• **Problem details**: Go through the entries below and collect each line with the string "России" in it.

• **Provided records**:
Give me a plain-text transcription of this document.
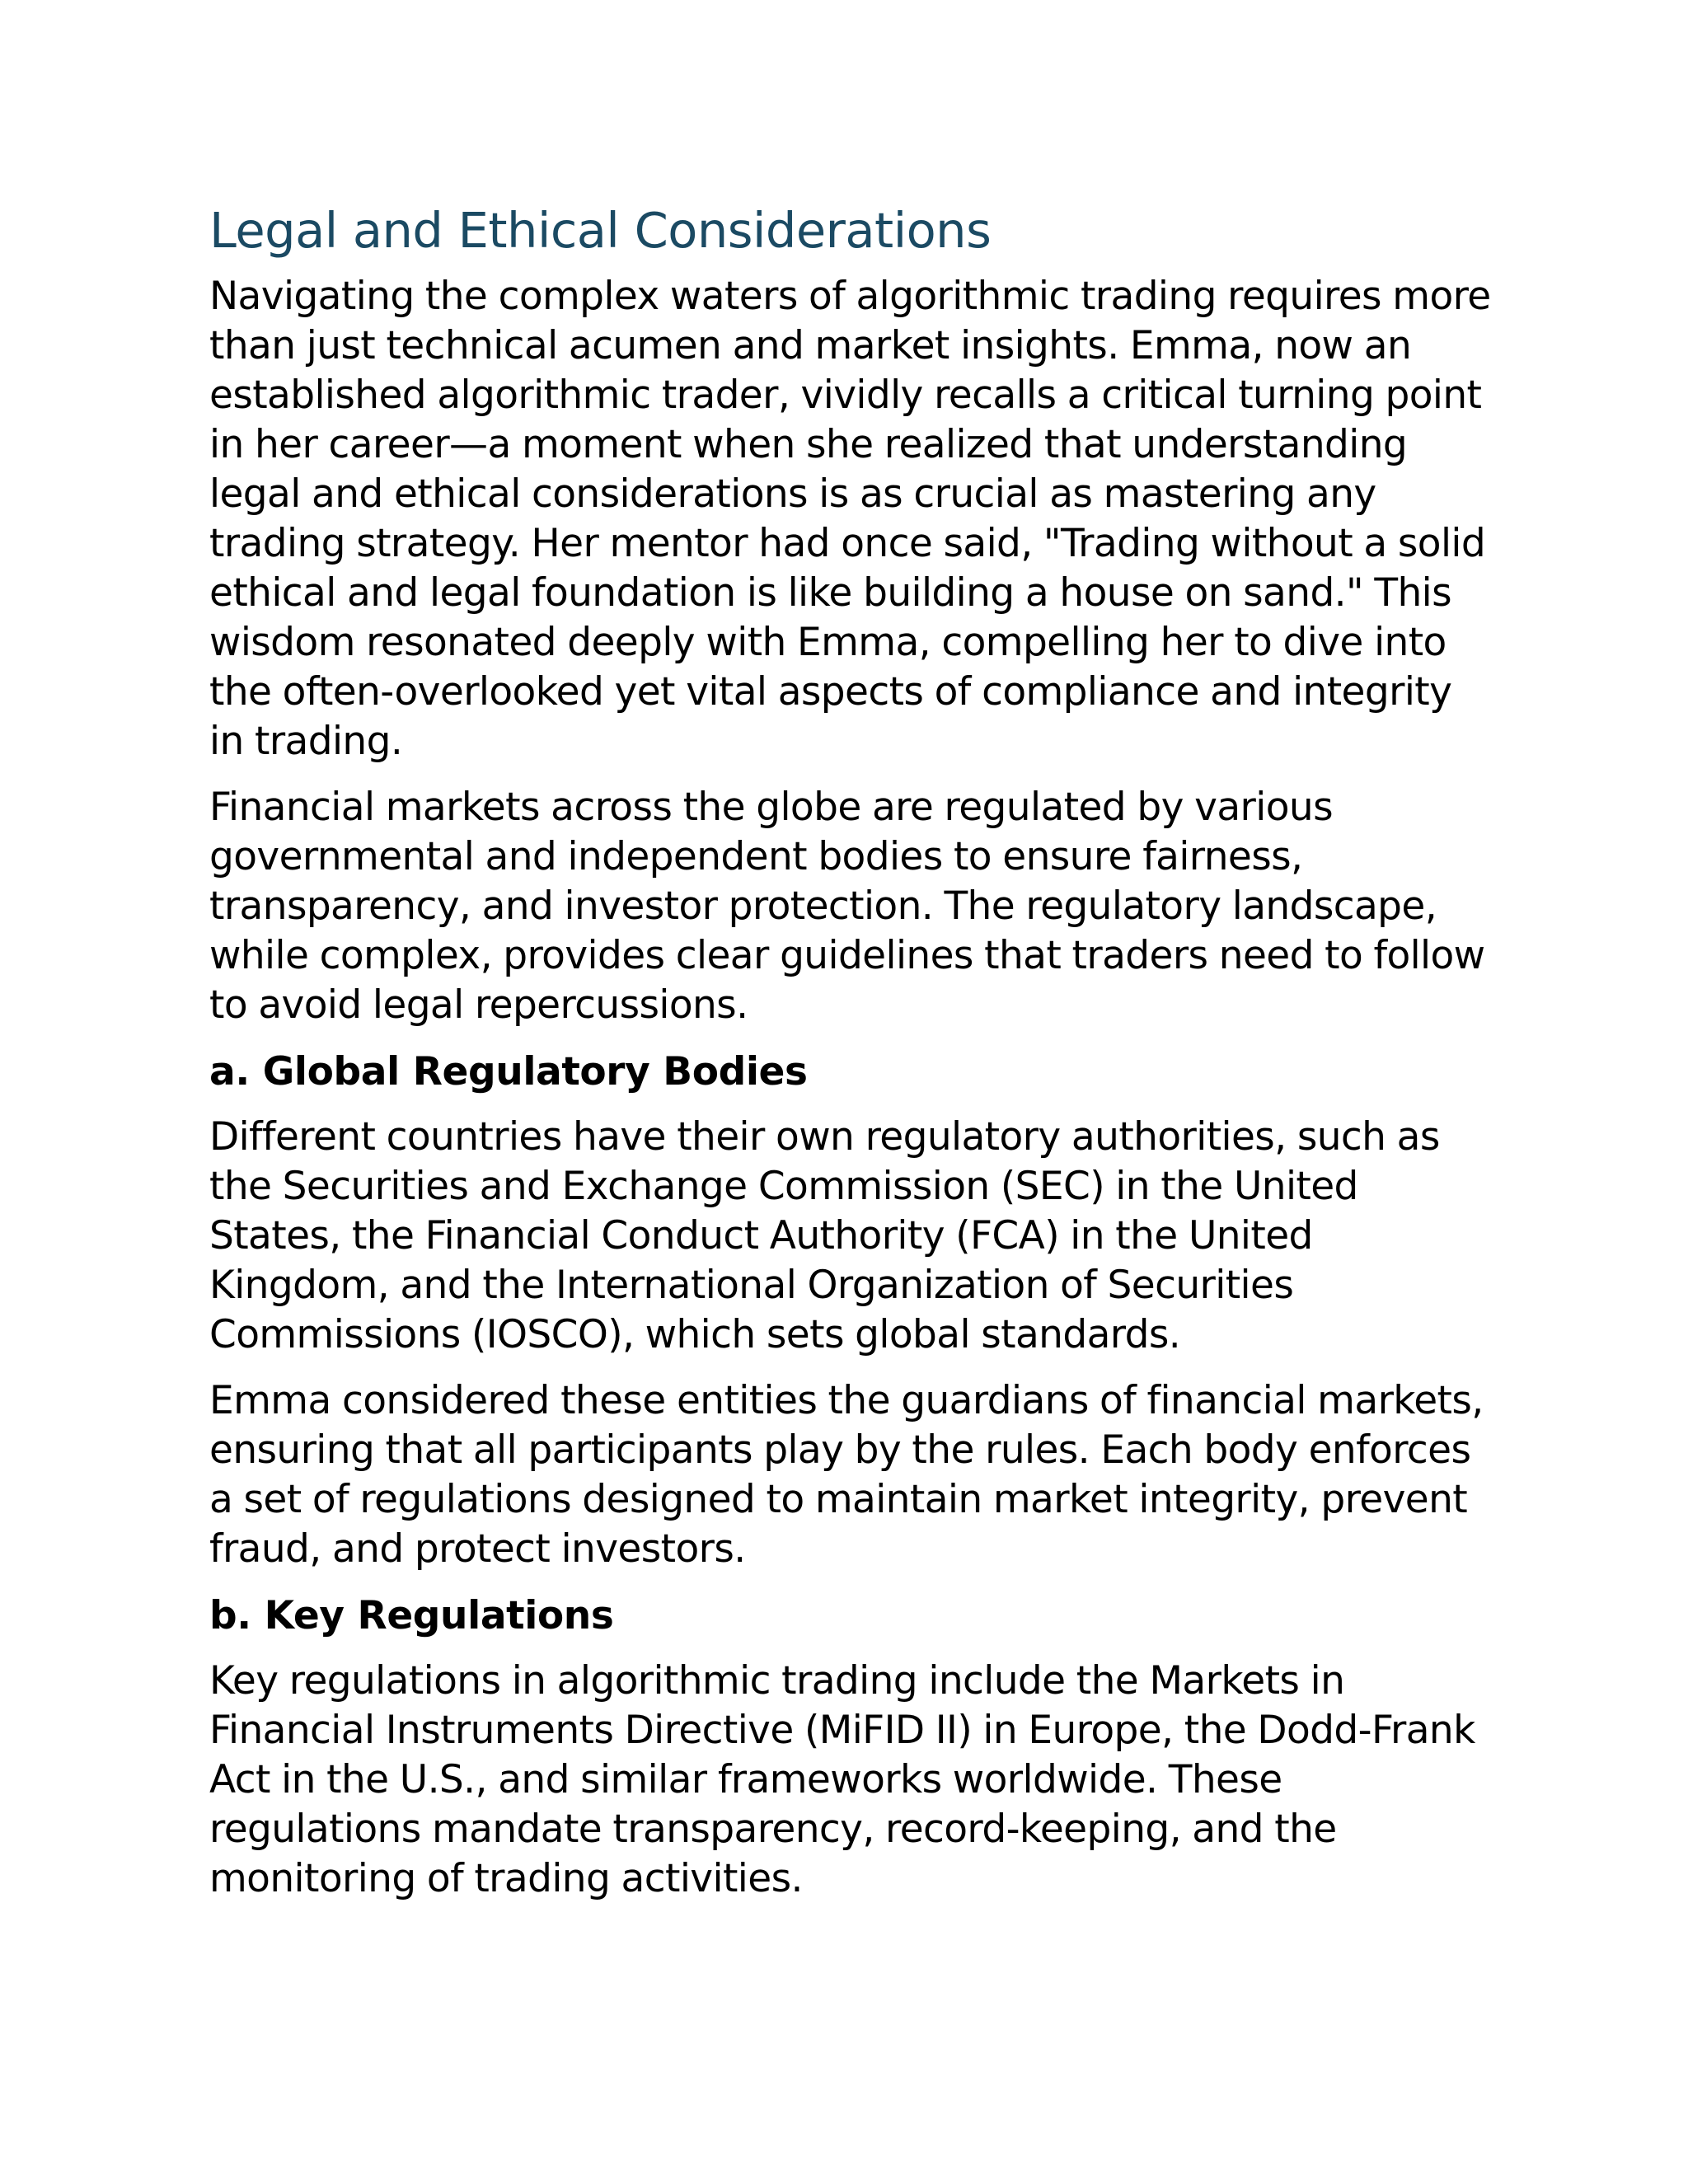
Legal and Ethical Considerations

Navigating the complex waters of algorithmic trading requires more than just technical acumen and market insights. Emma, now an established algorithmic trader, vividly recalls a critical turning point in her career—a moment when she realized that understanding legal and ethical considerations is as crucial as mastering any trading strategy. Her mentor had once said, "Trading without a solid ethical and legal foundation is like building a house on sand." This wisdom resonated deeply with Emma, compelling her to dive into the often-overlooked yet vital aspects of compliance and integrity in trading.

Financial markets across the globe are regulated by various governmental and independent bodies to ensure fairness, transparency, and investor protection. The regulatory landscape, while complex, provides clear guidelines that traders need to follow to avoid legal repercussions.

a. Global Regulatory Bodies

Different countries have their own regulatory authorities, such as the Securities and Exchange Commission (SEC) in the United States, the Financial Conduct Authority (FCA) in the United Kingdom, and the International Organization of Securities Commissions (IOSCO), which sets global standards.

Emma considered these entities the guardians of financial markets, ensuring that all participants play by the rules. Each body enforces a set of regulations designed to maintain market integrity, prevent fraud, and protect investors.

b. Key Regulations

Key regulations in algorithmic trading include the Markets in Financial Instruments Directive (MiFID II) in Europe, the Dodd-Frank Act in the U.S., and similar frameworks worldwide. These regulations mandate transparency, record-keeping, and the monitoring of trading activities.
--
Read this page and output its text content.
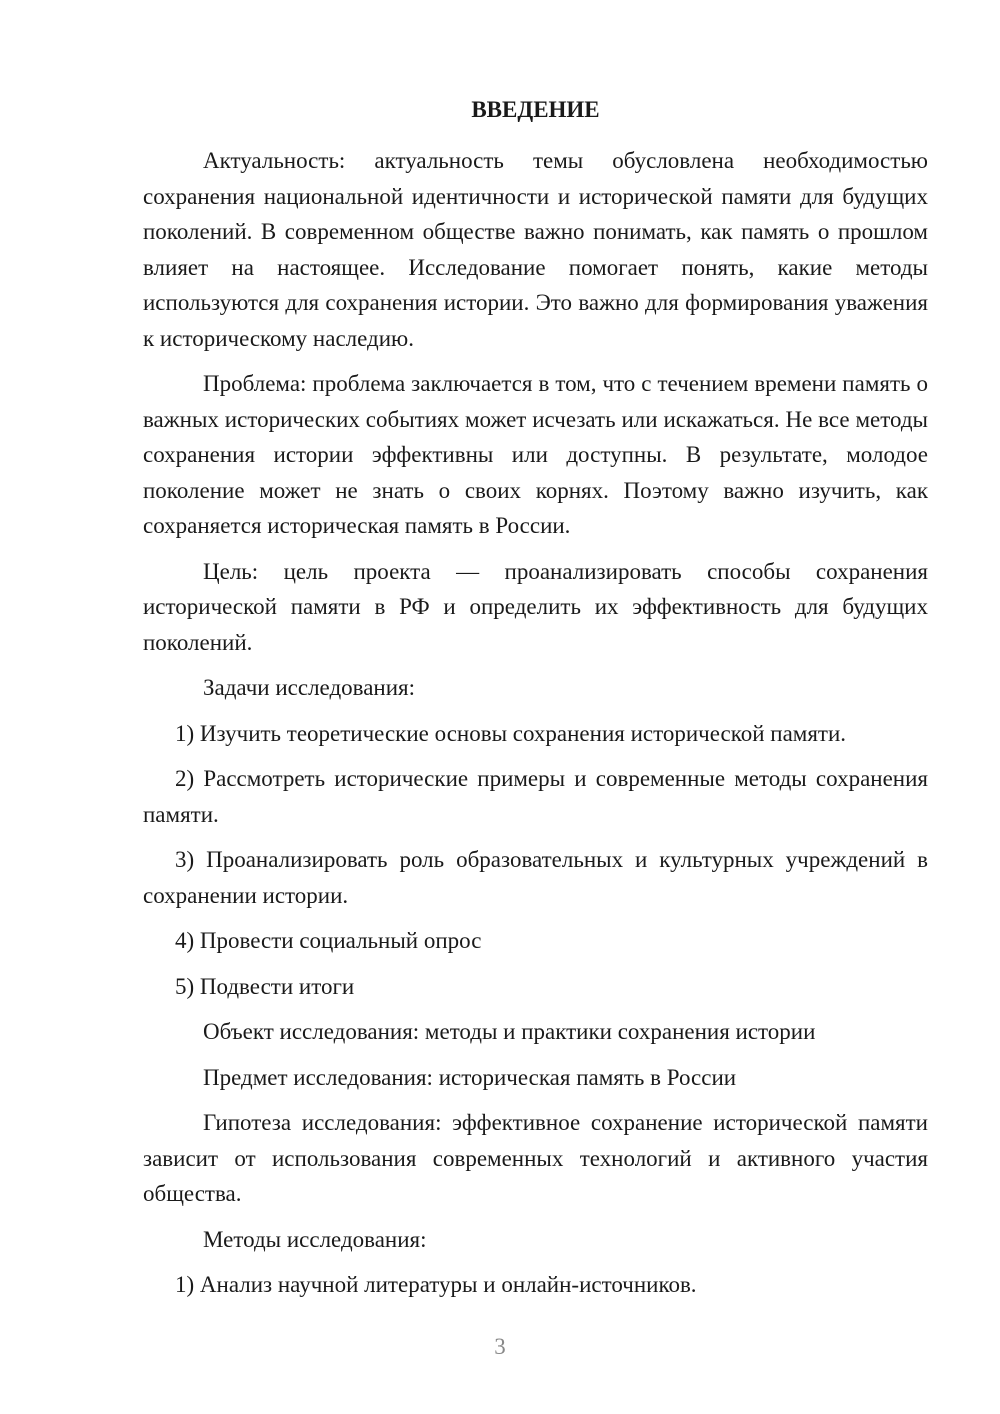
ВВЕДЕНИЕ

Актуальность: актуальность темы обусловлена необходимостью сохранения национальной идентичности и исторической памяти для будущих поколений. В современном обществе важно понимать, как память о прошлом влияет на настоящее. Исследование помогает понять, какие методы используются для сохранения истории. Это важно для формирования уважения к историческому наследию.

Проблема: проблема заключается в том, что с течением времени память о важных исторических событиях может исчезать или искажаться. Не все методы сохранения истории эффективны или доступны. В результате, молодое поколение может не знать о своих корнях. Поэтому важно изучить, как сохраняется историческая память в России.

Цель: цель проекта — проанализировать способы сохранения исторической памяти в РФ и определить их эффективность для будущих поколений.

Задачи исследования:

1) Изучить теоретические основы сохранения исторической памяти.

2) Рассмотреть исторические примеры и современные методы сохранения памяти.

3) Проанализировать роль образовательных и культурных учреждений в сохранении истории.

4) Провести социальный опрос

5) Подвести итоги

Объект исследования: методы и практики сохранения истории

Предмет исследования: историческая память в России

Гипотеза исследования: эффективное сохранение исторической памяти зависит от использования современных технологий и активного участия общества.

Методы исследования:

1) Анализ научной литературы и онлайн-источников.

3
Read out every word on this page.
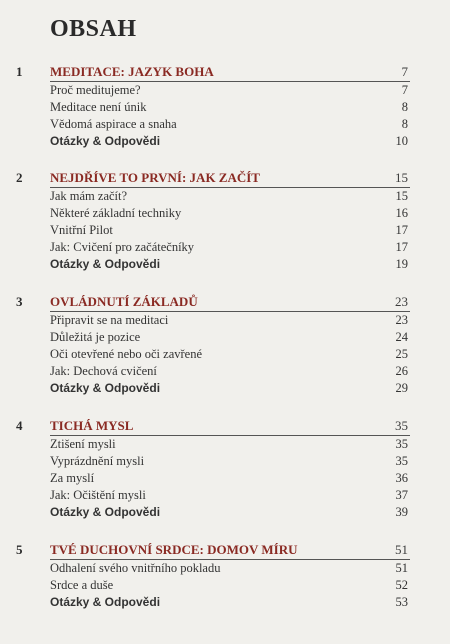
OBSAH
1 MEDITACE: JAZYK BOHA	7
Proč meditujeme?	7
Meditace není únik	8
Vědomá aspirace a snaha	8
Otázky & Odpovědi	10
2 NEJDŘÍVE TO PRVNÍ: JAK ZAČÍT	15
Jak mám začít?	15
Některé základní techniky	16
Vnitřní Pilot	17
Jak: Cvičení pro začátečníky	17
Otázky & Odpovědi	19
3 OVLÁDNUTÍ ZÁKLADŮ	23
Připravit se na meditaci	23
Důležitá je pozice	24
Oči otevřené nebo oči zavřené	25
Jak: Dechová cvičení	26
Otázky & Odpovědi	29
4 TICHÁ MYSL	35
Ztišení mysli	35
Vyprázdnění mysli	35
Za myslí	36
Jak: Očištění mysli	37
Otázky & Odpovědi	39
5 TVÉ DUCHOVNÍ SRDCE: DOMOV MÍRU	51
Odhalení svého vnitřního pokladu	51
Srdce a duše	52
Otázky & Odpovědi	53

• **The completed task**:
Проблема: проблема заключается в том, что с течением времени память о важных исторических событиях может исчезать или искажаться. Не все методы сохранения истории эффективны или доступны. В результате, молодое поколение может не знать о своих корнях. Поэтому важно изучить, как сохраняется историческая память в России.
Предмет исследования: историческая память в России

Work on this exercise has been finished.